##### Task material #####
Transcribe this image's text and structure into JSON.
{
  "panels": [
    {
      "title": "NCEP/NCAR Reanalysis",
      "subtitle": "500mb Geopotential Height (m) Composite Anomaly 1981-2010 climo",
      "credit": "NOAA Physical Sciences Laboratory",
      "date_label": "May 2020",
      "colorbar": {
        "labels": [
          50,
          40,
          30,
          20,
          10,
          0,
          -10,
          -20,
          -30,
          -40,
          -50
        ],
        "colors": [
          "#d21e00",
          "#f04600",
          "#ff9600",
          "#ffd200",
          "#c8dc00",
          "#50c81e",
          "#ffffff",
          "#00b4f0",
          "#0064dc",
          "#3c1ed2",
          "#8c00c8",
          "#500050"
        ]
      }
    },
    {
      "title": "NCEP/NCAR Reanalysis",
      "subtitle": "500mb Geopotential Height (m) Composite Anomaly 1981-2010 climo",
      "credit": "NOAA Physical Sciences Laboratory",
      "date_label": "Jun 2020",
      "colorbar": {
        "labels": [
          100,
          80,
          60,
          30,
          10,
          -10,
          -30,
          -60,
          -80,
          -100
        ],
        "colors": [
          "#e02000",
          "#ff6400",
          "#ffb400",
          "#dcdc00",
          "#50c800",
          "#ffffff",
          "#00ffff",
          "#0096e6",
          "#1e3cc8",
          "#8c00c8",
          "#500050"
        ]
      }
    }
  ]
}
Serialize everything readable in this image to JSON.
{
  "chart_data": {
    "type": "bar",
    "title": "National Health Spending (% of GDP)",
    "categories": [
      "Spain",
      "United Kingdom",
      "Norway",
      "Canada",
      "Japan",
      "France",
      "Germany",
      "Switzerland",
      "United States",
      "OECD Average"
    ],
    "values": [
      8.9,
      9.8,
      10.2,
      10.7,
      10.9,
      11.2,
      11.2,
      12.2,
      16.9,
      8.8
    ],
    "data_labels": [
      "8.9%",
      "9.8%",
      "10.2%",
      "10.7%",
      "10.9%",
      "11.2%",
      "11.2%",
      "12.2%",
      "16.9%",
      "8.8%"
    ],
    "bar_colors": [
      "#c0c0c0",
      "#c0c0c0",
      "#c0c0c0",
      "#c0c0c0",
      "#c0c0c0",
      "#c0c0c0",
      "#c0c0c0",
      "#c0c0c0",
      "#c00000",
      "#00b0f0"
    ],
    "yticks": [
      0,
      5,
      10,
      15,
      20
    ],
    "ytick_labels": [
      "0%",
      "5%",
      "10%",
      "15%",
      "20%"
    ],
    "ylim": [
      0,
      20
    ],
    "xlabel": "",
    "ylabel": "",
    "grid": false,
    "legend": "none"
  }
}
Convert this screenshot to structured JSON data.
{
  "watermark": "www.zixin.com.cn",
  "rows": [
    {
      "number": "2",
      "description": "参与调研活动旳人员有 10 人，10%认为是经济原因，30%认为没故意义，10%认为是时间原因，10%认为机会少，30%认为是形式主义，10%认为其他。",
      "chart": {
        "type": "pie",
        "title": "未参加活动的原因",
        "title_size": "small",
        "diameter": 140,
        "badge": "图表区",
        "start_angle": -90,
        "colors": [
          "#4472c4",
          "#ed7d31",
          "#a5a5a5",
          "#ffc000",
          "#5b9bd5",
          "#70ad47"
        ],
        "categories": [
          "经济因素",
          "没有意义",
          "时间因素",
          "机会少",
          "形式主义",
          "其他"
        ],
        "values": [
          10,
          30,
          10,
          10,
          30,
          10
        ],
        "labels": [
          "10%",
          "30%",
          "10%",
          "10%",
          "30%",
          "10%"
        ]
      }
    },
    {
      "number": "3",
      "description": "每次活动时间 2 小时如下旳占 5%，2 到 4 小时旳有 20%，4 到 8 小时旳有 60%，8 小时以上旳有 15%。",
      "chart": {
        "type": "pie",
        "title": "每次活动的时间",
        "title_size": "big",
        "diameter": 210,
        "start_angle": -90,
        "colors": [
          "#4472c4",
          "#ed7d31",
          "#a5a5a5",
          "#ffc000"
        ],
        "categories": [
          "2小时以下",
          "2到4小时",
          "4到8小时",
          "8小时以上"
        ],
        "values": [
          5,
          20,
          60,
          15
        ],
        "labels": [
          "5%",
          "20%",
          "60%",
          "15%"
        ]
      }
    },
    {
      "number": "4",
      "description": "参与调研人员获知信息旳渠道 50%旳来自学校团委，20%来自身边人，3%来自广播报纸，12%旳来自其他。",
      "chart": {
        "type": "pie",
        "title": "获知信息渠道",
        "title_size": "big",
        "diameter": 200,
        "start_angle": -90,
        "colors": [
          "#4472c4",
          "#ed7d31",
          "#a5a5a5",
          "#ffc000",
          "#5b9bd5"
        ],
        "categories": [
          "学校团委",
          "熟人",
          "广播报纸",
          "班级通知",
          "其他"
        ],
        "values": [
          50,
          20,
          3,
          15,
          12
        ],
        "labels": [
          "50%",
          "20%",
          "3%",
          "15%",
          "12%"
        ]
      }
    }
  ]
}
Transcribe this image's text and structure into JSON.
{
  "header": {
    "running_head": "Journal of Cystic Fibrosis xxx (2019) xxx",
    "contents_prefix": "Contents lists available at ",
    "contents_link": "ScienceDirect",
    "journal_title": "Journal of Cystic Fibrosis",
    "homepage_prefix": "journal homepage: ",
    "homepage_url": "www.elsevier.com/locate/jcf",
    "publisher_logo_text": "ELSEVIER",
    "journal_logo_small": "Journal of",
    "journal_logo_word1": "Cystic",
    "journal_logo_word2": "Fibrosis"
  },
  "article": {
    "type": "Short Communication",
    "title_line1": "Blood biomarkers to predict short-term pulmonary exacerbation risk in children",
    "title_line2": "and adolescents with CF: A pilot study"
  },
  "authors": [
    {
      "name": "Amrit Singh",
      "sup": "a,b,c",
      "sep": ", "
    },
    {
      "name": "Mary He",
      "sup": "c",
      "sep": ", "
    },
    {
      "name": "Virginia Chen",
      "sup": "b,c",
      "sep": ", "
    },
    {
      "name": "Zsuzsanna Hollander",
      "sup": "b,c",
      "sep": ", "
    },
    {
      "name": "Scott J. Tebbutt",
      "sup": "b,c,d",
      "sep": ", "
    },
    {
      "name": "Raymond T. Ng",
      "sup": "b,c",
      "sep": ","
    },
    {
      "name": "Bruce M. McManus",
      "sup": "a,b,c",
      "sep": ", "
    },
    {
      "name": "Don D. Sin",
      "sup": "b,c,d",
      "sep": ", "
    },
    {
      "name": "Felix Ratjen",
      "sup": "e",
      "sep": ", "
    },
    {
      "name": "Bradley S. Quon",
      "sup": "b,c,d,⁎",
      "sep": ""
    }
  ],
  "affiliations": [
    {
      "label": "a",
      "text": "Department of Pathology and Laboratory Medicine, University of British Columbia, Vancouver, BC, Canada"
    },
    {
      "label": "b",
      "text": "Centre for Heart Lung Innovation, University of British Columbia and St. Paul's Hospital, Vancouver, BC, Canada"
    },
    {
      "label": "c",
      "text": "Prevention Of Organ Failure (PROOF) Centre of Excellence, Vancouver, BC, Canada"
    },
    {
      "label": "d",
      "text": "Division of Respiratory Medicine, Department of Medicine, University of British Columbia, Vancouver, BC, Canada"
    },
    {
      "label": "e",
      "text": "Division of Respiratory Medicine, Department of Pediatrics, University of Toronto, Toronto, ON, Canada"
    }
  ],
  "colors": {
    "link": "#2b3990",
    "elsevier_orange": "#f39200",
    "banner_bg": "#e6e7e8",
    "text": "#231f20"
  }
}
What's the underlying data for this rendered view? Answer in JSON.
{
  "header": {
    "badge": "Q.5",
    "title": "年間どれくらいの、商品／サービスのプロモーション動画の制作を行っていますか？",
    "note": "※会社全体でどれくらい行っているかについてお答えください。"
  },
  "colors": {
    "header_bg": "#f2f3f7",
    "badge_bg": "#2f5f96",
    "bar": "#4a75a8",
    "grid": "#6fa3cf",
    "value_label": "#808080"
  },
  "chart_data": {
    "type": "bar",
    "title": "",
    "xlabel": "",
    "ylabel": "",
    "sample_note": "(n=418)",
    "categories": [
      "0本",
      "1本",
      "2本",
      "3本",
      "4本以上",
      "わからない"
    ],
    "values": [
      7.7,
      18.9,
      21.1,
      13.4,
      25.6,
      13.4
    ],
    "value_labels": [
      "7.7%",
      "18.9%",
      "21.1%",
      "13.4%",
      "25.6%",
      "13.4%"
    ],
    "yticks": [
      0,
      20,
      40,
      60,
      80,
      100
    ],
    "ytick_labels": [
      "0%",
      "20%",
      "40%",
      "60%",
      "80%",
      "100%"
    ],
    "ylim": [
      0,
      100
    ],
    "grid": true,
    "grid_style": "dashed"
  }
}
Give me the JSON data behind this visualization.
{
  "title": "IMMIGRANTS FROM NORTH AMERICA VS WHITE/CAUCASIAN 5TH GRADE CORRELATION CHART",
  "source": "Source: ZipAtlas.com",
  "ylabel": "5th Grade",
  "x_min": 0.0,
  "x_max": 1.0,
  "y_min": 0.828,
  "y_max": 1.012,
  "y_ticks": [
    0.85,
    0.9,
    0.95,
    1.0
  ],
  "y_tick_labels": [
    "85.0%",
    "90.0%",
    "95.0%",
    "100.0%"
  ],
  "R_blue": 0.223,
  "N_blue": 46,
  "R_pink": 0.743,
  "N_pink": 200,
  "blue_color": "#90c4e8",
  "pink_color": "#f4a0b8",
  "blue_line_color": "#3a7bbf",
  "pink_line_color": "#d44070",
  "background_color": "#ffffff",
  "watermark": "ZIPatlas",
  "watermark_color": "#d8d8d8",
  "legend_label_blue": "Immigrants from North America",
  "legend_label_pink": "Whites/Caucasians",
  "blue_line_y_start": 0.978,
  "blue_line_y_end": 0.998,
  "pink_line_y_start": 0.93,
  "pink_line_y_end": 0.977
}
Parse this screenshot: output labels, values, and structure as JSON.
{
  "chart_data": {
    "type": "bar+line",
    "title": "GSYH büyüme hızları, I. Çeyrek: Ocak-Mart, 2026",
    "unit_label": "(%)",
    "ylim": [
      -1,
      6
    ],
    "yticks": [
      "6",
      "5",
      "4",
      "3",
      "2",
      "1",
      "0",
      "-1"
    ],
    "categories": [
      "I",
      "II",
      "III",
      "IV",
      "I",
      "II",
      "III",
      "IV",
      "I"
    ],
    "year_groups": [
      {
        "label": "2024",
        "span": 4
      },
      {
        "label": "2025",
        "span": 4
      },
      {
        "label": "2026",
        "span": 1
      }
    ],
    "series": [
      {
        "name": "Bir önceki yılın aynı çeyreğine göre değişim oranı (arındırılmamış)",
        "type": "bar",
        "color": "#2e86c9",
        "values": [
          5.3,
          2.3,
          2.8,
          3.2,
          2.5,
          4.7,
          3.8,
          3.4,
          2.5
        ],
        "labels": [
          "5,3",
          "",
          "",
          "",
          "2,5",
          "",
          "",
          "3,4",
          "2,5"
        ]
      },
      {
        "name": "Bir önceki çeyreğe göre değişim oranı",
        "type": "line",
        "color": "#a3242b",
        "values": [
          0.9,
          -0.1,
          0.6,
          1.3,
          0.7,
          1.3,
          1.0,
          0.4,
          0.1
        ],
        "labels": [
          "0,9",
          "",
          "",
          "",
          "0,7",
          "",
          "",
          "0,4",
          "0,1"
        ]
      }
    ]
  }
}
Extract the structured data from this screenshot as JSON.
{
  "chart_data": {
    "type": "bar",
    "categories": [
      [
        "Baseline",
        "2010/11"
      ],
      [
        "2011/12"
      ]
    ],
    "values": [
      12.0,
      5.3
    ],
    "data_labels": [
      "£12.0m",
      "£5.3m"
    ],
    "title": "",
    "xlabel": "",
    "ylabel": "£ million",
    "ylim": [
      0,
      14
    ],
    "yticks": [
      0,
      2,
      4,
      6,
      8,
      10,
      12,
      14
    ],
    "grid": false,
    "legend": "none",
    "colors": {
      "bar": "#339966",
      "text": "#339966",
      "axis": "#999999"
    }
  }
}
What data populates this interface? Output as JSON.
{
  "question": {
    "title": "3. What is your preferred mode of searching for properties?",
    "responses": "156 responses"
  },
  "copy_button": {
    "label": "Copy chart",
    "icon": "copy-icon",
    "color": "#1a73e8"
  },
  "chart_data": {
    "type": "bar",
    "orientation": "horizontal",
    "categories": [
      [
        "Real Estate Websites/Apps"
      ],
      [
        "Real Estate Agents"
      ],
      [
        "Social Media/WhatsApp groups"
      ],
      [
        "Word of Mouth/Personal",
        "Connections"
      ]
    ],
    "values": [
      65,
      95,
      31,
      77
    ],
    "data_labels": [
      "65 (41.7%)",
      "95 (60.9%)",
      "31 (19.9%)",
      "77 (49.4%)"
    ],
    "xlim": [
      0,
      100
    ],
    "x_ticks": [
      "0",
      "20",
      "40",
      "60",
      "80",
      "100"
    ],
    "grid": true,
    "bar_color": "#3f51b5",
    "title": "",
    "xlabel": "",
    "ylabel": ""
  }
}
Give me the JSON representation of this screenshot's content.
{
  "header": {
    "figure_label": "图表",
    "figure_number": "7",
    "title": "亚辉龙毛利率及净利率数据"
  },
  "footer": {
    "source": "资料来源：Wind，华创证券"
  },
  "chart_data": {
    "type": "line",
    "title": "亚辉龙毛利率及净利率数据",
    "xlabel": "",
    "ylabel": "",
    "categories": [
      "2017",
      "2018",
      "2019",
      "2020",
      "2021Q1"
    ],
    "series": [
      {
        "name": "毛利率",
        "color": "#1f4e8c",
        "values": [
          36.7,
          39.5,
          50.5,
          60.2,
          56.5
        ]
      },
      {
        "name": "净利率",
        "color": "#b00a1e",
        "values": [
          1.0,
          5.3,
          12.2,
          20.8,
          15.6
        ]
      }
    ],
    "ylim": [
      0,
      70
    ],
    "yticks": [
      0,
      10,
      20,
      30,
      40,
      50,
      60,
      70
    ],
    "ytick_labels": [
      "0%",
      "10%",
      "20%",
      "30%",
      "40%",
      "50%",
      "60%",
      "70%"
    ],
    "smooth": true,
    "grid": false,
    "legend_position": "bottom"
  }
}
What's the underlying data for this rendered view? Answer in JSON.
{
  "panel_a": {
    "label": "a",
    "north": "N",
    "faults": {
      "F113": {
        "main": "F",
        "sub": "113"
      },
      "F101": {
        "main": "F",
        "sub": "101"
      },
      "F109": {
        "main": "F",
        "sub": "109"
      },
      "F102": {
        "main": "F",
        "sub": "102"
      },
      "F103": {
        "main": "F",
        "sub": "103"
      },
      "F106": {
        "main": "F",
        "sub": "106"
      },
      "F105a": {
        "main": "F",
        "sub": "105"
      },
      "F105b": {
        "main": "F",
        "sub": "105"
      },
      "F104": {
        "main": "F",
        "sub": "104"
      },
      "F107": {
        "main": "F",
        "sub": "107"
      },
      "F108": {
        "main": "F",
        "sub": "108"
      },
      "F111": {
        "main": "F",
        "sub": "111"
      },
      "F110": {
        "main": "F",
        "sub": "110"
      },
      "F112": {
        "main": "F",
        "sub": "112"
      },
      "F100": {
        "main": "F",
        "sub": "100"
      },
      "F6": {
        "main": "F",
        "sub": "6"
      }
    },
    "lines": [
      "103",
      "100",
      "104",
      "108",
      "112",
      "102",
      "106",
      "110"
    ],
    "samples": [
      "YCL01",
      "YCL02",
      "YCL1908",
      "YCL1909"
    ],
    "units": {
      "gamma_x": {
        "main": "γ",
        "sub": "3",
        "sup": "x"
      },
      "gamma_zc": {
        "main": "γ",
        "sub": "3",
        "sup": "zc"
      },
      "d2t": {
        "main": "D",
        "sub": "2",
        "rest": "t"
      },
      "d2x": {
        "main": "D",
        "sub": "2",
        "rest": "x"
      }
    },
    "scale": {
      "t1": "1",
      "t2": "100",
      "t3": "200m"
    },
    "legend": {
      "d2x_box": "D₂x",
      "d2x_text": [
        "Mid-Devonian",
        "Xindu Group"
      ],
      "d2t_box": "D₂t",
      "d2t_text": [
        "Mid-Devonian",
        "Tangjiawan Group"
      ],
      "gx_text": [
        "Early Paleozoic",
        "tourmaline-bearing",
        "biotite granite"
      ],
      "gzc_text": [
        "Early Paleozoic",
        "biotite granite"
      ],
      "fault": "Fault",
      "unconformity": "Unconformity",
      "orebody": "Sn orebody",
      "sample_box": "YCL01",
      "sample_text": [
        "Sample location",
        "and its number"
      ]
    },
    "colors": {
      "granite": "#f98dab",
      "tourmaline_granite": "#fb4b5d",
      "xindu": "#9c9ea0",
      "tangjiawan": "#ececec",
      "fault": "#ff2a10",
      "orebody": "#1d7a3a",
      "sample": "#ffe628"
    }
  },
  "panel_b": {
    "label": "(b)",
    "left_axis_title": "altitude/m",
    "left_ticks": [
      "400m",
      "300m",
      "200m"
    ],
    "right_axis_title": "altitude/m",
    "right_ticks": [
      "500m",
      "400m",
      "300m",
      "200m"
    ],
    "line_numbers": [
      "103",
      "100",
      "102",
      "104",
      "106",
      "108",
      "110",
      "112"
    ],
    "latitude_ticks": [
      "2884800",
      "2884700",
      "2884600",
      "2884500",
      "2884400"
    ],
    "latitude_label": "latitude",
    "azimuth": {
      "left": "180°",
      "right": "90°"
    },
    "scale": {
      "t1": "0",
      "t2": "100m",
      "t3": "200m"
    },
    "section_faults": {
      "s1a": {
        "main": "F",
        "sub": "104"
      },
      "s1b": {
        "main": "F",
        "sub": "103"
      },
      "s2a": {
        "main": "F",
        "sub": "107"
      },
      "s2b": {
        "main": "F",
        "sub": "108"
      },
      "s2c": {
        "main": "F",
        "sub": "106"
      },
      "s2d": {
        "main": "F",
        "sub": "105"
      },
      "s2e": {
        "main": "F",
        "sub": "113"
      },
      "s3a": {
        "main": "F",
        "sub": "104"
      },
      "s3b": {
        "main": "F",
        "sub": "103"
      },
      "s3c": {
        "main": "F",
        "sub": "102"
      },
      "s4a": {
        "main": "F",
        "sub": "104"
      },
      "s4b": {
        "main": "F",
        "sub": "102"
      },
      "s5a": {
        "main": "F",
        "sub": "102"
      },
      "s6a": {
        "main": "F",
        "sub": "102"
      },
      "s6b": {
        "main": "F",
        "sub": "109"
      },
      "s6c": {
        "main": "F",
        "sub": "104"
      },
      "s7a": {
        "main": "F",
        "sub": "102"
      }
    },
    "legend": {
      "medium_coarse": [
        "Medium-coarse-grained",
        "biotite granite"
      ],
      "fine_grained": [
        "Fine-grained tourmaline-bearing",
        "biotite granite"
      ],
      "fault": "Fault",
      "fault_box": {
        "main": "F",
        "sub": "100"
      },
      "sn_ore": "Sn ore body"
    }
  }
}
#####
• [Requirements]
Reproduce every line of the listing above in which the string "diameter" appears.

• [Task solution]
        "diameter": 140,
        "diameter": 210,
        "diameter": 200,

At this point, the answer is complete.